Identify the lines bearing the string "domestic" and gather them.

___ Rows ___

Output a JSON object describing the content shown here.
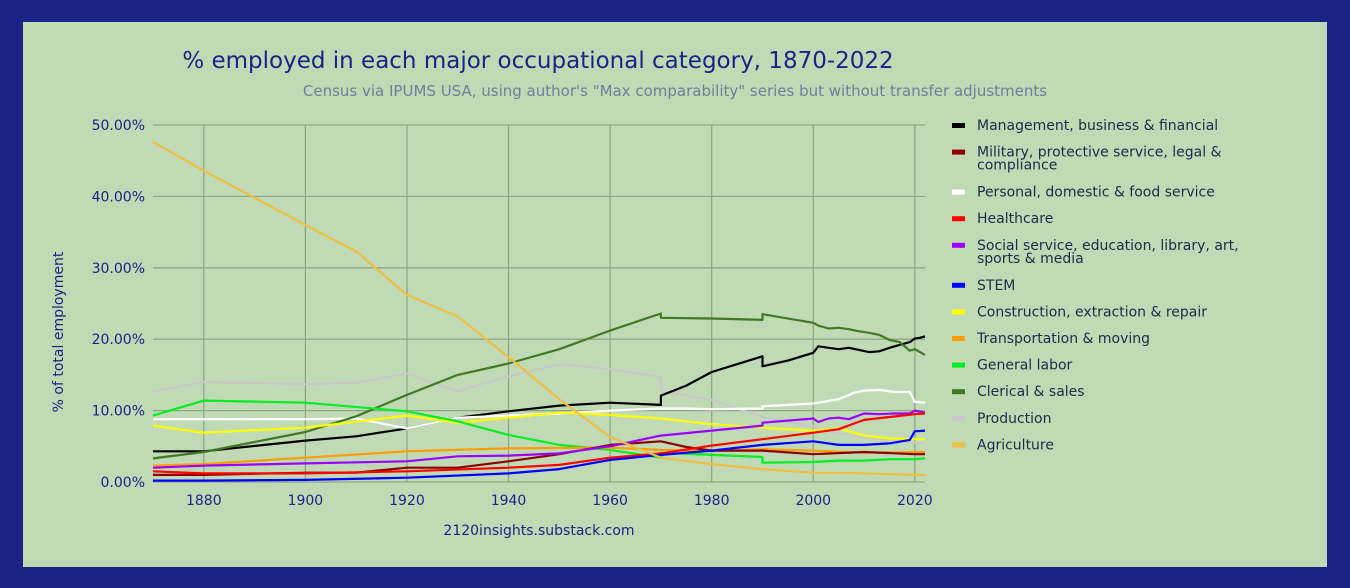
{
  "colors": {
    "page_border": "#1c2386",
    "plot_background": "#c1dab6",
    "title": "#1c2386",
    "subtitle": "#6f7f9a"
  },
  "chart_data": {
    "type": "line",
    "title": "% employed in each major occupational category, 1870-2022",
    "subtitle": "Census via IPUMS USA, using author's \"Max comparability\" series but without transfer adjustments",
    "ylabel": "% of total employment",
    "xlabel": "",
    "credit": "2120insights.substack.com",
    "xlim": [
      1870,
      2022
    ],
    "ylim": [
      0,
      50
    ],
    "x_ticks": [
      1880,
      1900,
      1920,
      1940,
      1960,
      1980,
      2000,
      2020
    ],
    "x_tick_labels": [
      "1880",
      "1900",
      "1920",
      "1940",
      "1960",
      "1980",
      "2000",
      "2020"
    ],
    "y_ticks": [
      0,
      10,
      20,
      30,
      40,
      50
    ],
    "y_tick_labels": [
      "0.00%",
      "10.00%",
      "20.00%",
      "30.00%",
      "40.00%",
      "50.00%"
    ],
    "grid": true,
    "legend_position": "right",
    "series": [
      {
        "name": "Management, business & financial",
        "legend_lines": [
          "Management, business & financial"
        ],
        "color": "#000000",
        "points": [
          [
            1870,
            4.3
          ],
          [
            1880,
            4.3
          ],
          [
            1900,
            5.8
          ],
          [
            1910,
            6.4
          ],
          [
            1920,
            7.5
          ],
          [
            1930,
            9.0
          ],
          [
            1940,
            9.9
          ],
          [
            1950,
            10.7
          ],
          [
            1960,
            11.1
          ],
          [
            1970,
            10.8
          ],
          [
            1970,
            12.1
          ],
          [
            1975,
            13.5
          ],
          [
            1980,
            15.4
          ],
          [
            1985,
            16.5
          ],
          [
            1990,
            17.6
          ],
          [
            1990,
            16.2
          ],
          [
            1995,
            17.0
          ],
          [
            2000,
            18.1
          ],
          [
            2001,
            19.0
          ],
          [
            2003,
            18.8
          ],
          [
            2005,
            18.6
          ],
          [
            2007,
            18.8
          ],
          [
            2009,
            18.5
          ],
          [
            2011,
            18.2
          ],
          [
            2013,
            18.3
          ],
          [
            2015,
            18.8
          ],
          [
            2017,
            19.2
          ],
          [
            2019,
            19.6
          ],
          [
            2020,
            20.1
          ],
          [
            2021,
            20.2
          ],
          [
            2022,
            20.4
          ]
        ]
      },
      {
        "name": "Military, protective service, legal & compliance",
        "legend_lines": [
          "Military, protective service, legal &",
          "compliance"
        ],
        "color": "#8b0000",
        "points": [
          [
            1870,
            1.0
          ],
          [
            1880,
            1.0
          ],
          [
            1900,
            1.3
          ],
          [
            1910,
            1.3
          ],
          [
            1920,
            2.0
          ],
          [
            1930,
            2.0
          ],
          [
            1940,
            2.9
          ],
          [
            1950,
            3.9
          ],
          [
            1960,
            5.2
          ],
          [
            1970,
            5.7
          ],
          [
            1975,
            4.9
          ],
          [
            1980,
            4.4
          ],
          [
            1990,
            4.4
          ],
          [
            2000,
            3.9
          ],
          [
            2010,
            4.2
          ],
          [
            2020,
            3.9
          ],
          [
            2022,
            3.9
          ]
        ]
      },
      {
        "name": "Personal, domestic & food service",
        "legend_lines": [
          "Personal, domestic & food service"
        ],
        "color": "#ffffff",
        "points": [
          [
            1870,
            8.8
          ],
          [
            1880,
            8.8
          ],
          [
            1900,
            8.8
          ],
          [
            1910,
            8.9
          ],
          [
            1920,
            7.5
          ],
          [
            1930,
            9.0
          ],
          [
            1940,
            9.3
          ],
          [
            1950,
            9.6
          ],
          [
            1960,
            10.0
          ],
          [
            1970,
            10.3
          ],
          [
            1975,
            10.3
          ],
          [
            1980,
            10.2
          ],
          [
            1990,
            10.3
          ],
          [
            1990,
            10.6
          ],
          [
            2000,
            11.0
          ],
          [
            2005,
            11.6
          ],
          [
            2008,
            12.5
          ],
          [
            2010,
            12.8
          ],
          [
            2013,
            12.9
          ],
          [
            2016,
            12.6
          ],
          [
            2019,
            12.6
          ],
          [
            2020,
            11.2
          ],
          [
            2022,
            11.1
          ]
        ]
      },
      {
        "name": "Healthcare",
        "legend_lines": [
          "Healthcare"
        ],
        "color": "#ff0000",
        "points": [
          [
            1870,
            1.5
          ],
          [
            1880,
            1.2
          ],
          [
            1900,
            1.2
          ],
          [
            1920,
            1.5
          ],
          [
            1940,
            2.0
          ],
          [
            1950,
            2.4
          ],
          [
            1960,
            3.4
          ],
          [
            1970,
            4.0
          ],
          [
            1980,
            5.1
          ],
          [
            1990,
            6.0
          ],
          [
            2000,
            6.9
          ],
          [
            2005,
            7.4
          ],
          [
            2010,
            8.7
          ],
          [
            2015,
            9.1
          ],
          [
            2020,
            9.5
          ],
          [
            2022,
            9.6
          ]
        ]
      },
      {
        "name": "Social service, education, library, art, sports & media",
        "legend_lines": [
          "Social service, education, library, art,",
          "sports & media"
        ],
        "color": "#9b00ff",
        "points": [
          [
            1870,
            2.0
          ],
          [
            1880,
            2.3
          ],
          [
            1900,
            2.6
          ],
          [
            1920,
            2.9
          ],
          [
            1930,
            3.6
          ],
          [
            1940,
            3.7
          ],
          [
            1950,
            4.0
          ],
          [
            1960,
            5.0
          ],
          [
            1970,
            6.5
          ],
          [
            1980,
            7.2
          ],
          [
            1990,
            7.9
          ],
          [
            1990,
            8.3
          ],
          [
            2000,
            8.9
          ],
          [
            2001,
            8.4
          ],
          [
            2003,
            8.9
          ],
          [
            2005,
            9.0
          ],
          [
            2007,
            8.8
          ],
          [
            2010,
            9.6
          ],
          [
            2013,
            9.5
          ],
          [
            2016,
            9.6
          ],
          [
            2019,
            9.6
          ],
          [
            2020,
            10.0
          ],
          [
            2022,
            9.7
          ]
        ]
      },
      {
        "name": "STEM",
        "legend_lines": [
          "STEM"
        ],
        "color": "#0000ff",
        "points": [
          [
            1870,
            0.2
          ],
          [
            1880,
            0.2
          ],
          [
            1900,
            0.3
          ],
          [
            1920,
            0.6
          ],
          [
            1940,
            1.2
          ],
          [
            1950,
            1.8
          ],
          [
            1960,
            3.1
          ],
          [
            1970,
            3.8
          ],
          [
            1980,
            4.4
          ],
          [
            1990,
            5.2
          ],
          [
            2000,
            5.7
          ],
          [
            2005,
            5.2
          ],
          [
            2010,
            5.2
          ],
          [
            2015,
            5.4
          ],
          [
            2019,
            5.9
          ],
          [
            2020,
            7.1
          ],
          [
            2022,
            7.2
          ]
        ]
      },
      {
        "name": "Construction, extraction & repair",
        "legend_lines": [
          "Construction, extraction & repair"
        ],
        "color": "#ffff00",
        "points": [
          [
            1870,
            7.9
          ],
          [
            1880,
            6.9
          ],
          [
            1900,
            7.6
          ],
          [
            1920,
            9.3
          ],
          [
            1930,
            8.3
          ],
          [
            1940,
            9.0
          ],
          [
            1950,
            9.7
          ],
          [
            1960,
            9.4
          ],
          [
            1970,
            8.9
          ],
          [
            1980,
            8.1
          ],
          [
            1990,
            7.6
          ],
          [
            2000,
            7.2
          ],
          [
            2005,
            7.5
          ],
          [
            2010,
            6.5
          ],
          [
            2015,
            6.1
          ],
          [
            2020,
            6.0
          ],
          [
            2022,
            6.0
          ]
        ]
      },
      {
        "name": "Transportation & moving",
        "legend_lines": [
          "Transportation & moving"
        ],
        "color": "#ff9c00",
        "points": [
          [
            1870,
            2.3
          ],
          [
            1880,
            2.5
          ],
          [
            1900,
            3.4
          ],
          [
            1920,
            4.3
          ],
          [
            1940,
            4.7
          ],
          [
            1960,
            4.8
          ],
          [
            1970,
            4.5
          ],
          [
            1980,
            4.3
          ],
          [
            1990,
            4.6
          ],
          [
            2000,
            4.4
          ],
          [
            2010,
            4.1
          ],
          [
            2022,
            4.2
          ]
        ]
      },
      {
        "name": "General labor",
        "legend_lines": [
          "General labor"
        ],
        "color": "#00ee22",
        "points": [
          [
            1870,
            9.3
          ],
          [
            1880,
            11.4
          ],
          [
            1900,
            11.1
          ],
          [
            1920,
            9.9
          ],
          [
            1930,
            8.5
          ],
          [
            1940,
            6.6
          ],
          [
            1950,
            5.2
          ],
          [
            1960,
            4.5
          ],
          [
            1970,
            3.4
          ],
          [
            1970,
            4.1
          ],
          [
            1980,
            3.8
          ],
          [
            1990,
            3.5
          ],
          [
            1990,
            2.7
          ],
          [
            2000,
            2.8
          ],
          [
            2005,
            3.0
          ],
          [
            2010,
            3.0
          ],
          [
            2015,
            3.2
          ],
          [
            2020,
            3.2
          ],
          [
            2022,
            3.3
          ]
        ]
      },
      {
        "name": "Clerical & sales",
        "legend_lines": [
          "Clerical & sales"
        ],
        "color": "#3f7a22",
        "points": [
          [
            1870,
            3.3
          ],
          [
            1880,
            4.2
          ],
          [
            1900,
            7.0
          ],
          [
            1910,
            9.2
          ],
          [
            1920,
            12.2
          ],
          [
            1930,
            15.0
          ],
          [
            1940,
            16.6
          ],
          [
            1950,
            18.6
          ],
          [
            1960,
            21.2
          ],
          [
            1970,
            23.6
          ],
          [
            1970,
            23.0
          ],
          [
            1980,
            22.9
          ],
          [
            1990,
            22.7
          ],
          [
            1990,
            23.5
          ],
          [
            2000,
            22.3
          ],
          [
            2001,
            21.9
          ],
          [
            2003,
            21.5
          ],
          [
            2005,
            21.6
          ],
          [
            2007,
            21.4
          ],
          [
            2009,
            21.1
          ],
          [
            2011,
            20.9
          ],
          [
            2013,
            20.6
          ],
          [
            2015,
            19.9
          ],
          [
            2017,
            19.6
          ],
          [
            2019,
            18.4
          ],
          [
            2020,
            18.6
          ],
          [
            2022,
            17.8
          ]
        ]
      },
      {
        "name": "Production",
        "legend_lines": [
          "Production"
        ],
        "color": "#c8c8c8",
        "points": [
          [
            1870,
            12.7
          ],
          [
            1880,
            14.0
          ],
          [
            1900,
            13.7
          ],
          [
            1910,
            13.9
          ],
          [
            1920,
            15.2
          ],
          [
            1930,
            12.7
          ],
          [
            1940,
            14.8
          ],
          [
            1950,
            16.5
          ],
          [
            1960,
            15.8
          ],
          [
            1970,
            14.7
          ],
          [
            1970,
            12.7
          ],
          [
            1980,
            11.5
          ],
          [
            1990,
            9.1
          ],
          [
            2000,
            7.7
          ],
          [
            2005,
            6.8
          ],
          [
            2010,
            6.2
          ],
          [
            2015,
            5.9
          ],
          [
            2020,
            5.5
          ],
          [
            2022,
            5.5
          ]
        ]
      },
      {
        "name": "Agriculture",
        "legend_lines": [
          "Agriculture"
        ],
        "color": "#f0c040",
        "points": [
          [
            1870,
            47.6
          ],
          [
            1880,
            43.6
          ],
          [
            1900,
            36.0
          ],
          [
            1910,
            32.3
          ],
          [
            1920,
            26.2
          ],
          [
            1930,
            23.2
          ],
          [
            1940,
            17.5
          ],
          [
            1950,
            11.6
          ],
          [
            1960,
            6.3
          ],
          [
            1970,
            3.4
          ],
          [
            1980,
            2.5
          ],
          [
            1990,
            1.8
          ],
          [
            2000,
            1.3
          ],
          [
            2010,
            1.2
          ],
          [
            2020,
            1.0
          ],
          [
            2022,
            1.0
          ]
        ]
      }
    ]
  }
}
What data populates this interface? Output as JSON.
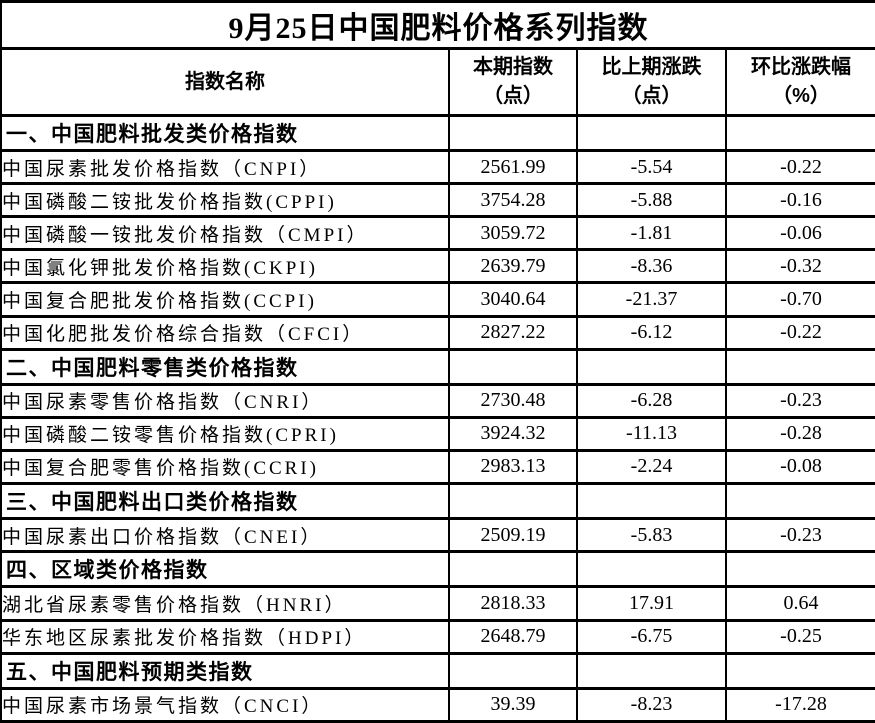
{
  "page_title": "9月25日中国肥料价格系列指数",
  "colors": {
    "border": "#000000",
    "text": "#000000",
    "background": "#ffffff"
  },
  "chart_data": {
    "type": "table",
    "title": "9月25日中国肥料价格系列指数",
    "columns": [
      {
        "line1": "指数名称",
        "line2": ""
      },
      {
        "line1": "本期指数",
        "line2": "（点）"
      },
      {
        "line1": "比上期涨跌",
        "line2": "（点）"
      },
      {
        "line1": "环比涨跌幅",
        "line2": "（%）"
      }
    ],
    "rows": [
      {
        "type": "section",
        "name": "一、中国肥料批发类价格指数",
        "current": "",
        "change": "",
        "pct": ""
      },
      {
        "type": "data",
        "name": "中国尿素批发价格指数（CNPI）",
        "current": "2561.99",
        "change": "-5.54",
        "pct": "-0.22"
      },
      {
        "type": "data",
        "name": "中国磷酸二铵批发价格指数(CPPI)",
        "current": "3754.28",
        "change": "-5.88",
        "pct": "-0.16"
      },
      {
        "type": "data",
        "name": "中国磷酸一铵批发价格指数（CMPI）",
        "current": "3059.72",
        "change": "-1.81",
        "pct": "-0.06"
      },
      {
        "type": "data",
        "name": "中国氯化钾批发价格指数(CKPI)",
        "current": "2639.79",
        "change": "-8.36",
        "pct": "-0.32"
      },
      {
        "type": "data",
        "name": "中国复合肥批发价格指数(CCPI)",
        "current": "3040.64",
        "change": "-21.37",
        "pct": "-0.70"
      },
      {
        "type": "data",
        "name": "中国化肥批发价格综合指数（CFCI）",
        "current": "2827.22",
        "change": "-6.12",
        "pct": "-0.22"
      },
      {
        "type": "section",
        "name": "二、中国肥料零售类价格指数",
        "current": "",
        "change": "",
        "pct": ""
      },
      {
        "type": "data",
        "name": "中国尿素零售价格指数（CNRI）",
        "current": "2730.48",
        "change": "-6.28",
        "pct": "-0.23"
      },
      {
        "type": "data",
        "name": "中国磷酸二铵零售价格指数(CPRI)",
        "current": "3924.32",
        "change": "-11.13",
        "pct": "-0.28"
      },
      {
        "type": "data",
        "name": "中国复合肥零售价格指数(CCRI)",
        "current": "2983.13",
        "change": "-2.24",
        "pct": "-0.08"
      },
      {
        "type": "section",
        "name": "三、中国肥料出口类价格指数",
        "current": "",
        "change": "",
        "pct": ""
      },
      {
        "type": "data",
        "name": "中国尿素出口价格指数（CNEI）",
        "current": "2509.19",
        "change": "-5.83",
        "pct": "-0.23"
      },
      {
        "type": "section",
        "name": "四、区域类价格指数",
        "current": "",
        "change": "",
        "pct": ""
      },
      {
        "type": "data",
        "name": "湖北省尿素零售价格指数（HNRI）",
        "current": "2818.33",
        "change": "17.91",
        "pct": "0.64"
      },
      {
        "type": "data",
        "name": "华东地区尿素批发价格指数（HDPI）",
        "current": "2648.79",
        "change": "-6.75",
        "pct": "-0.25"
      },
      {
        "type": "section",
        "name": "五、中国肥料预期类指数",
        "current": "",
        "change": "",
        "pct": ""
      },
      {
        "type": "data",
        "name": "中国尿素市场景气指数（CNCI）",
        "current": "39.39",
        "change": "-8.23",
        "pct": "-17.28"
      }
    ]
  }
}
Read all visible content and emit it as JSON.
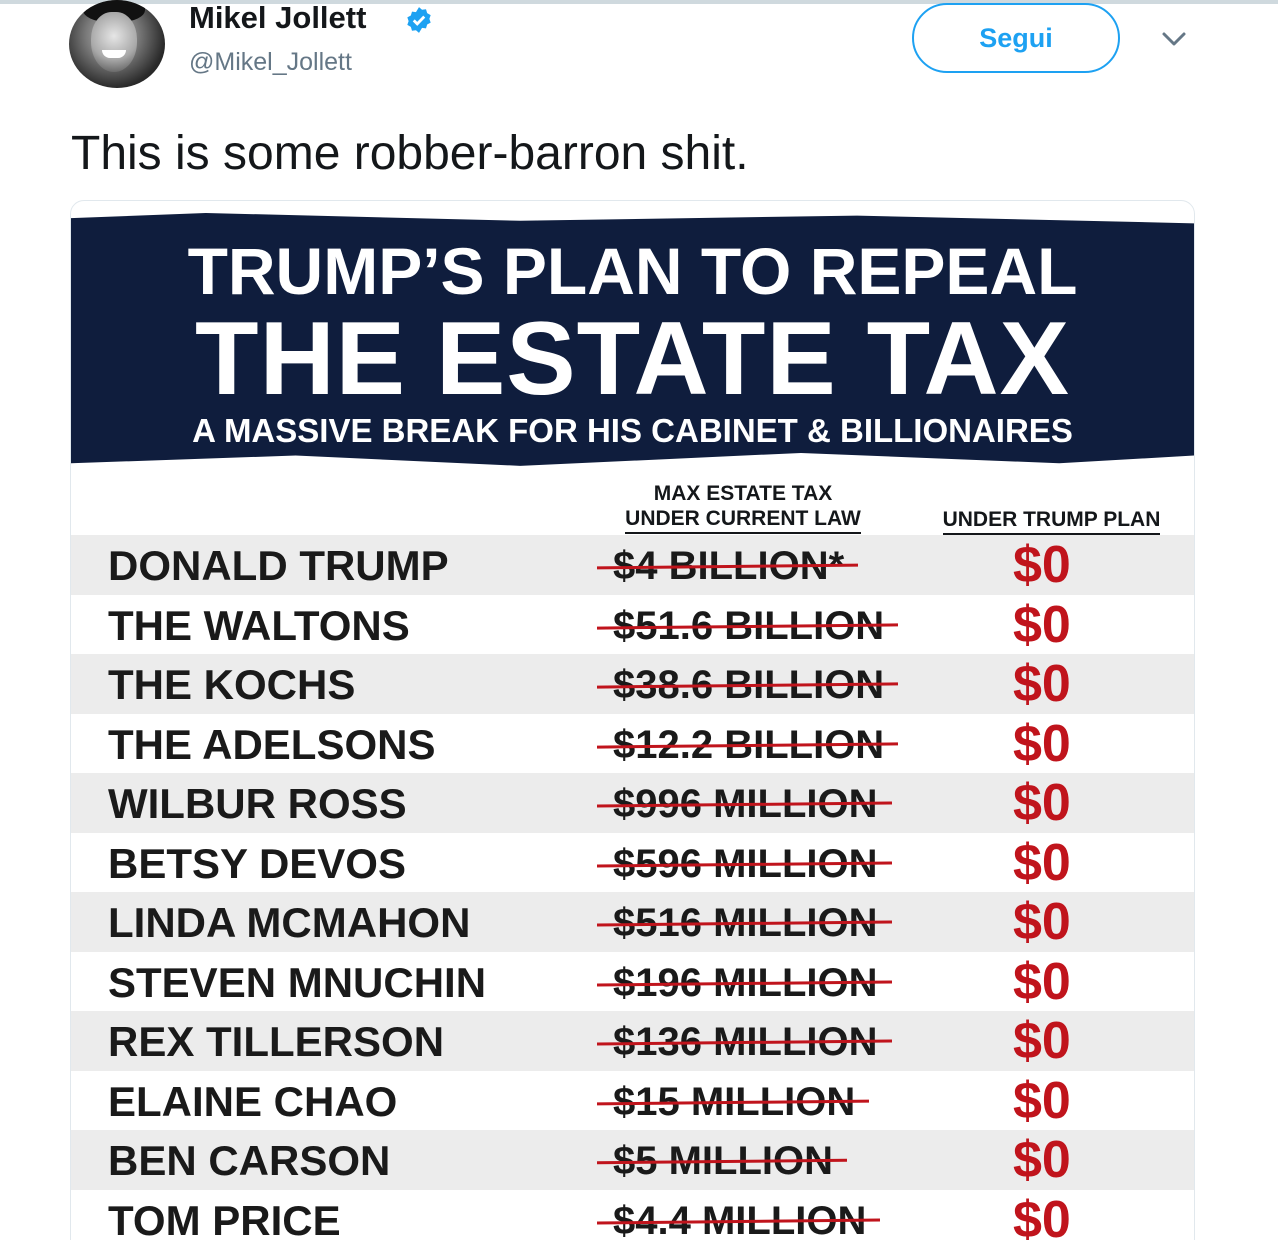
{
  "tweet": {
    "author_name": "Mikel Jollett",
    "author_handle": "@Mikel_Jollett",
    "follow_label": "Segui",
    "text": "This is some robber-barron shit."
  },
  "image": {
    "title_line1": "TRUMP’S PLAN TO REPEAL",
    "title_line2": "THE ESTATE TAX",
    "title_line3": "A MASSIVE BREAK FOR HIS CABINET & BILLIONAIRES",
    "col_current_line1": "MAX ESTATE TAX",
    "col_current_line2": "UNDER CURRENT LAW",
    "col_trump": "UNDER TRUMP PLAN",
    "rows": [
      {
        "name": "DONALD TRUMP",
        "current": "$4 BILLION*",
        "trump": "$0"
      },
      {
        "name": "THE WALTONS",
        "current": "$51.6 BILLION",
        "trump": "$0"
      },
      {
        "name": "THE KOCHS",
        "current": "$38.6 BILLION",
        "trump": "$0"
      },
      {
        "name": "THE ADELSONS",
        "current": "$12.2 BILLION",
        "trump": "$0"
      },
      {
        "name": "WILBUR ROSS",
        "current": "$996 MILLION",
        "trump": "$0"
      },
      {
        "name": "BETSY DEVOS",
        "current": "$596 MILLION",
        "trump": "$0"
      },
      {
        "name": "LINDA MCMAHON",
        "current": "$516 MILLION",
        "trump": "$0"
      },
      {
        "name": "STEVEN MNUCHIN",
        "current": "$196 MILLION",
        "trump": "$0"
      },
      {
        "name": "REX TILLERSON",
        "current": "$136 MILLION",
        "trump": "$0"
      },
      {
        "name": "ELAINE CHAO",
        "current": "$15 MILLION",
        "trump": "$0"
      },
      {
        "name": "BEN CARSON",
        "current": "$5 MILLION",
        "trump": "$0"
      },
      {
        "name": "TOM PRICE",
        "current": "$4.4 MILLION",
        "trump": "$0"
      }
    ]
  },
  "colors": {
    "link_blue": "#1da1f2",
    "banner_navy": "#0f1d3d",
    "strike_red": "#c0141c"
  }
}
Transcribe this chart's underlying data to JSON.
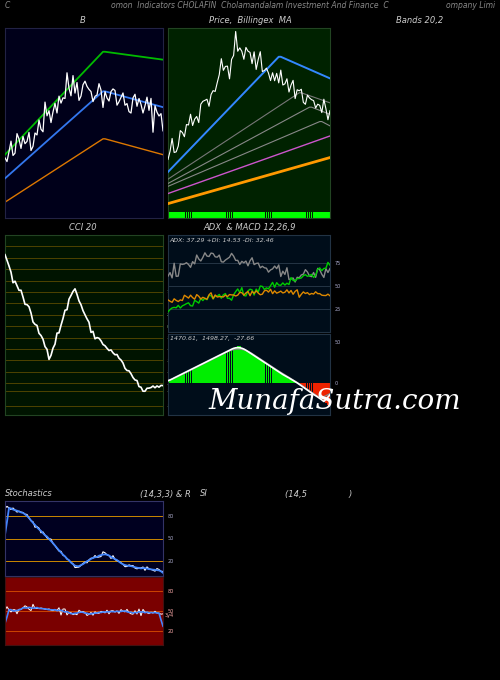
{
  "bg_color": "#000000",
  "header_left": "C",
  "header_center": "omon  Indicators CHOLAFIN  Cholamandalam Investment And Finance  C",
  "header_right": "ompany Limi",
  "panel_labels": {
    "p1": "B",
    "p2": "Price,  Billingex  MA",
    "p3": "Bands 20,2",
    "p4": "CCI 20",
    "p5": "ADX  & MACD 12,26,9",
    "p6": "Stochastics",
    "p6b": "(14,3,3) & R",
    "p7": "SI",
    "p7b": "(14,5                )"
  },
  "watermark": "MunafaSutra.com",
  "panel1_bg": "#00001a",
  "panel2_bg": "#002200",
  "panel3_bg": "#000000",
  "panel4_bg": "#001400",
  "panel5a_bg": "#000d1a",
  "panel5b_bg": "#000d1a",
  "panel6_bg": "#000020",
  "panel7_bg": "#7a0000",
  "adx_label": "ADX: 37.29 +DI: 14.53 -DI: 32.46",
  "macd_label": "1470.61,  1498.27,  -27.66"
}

___

**Solution:**
        "name": "Personal, domestic & food service",
          "Personal, domestic & food service"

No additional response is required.